___ Data lines

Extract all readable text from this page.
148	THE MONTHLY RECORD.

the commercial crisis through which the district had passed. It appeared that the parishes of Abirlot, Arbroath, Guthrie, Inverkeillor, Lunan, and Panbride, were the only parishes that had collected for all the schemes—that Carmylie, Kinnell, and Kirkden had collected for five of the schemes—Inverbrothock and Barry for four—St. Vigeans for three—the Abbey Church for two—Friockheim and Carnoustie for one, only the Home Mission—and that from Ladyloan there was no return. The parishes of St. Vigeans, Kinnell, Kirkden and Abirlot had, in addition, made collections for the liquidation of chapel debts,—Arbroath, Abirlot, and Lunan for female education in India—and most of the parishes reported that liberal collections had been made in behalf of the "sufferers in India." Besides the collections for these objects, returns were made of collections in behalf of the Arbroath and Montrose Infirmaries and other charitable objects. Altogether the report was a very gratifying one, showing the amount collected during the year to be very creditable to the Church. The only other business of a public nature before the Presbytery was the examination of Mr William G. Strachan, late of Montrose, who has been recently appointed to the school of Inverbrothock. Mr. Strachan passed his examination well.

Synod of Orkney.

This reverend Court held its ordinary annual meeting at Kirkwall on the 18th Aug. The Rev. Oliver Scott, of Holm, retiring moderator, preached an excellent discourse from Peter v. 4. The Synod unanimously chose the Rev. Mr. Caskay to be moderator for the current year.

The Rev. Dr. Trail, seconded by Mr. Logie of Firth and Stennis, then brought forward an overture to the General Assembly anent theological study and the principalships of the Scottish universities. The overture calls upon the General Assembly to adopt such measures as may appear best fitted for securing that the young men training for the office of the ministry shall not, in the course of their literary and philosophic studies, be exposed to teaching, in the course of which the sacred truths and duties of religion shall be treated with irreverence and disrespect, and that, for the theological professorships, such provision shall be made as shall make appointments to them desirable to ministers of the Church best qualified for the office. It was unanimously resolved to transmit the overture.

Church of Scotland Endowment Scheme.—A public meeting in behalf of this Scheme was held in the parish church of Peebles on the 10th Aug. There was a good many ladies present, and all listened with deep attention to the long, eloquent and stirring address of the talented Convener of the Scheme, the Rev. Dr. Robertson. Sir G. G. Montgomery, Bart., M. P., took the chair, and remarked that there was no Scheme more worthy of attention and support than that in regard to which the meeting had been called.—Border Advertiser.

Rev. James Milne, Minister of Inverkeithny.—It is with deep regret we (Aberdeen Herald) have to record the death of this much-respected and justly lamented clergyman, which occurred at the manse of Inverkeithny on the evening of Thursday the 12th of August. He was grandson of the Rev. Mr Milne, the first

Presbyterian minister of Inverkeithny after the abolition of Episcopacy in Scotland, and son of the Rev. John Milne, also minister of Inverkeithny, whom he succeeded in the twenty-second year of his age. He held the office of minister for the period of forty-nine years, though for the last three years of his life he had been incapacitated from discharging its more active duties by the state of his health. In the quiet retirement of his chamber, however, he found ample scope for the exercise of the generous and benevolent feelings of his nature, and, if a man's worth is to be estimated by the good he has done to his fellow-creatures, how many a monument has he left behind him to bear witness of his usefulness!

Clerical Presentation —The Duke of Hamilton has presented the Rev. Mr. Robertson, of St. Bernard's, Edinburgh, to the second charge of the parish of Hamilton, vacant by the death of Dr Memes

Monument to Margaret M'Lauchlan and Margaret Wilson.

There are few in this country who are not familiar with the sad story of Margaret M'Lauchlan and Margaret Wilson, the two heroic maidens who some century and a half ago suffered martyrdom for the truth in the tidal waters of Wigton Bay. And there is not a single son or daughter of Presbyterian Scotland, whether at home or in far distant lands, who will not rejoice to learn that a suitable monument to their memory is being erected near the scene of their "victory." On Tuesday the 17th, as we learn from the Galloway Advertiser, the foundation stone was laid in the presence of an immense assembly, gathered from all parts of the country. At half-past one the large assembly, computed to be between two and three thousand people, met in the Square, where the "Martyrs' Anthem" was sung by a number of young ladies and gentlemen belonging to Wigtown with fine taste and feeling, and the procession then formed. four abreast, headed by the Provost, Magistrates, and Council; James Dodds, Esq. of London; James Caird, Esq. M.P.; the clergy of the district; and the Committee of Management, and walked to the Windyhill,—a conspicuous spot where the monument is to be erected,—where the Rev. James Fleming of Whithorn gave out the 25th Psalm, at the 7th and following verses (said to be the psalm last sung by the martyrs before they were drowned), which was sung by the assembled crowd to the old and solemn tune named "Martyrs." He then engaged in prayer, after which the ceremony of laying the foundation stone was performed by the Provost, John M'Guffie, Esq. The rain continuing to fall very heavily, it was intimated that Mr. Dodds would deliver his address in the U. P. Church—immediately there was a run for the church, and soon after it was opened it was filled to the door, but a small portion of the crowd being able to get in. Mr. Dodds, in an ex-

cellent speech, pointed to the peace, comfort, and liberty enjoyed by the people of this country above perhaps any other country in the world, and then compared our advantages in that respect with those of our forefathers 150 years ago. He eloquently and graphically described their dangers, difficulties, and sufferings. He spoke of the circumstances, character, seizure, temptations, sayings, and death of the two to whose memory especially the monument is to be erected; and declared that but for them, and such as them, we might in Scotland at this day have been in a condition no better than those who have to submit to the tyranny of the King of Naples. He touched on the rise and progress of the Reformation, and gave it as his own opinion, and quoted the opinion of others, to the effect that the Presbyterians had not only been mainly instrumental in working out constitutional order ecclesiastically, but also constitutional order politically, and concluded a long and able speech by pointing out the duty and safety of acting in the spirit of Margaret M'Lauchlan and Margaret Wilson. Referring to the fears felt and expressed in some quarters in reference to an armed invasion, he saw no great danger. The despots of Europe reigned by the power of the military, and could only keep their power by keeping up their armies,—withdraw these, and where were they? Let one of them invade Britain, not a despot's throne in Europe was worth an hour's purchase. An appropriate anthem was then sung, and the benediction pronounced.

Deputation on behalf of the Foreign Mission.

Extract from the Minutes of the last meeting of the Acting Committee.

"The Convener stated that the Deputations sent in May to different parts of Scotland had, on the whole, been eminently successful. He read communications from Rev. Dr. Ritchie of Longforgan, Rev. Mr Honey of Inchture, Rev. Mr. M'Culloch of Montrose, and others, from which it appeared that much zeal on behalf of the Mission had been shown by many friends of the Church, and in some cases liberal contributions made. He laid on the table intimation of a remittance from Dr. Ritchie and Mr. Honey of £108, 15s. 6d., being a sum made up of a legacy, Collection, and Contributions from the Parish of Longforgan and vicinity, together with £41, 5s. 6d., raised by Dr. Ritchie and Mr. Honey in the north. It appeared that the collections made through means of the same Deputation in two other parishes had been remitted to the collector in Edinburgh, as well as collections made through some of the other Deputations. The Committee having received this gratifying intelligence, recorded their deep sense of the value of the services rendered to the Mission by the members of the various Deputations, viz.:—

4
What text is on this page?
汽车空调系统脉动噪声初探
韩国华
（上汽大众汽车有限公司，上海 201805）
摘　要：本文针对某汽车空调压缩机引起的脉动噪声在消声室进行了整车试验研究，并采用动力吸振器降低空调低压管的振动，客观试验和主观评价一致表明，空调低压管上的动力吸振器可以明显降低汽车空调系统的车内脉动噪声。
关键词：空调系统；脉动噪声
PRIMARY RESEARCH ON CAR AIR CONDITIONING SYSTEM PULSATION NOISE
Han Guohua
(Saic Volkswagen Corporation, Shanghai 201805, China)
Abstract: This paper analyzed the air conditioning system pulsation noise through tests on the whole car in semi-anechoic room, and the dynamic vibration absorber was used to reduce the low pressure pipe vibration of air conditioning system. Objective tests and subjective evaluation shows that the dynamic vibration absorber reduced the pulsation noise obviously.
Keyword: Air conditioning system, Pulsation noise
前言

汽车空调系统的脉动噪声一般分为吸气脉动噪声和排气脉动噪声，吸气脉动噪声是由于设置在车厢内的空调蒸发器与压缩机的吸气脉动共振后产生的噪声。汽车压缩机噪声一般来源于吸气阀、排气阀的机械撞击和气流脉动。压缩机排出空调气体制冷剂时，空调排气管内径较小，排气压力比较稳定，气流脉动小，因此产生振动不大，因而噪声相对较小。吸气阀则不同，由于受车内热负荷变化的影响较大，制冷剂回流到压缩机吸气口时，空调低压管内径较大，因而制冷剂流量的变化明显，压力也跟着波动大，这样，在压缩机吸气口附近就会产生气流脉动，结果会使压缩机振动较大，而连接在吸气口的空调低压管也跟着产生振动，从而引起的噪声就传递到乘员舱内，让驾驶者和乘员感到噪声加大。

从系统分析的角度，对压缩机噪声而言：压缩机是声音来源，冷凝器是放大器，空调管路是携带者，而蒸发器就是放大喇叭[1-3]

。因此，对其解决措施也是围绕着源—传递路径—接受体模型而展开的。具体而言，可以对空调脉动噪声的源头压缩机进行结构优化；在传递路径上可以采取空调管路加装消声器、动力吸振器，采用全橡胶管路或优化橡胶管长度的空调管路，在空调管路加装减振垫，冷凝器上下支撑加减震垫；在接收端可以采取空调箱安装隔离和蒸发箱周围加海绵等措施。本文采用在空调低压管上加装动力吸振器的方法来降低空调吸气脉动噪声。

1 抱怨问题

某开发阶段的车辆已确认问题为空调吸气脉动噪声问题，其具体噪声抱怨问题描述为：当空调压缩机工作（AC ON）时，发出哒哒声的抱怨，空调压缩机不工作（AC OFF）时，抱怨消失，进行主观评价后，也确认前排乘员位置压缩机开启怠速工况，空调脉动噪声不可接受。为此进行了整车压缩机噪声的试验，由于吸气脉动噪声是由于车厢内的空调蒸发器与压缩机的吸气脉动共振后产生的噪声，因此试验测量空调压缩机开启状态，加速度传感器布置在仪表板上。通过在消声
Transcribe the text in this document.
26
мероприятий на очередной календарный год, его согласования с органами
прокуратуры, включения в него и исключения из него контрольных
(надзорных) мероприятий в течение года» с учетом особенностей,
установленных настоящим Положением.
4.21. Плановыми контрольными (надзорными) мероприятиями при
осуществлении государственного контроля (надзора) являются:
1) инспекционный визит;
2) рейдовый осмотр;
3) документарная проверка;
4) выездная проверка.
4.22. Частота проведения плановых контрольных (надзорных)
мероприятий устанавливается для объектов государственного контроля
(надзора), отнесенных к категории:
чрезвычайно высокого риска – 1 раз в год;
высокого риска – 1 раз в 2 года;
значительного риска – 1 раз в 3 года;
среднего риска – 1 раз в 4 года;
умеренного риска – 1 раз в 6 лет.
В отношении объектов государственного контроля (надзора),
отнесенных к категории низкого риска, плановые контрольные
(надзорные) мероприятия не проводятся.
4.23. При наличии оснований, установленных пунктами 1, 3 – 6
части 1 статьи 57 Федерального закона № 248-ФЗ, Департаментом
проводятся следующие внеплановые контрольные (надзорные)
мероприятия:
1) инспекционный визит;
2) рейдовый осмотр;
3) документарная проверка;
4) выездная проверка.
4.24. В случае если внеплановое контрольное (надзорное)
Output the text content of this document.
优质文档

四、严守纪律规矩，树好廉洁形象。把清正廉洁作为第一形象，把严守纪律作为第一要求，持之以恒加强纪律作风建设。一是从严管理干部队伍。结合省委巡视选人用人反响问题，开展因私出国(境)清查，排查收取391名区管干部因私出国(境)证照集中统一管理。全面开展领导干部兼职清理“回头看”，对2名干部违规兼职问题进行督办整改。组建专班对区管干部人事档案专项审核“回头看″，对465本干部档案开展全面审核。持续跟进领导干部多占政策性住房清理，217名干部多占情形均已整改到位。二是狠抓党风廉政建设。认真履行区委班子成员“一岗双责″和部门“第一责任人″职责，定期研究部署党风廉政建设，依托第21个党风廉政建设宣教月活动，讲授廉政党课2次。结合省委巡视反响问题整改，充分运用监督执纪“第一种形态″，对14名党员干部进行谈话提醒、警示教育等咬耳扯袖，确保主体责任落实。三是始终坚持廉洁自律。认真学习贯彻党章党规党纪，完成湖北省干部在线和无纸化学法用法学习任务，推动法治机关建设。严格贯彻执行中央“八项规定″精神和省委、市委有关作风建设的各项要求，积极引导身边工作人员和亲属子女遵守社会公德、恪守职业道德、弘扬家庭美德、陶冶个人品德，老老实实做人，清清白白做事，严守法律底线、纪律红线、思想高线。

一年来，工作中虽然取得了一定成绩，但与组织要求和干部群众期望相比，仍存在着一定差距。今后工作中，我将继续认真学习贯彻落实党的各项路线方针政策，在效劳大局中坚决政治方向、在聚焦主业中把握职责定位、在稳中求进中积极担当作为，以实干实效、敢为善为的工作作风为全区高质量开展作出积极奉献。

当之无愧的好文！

______

_What needs to be done_
What is the number of lines in this material that hold the string "надзора"? Answer with that number only.

_Result of this task_
3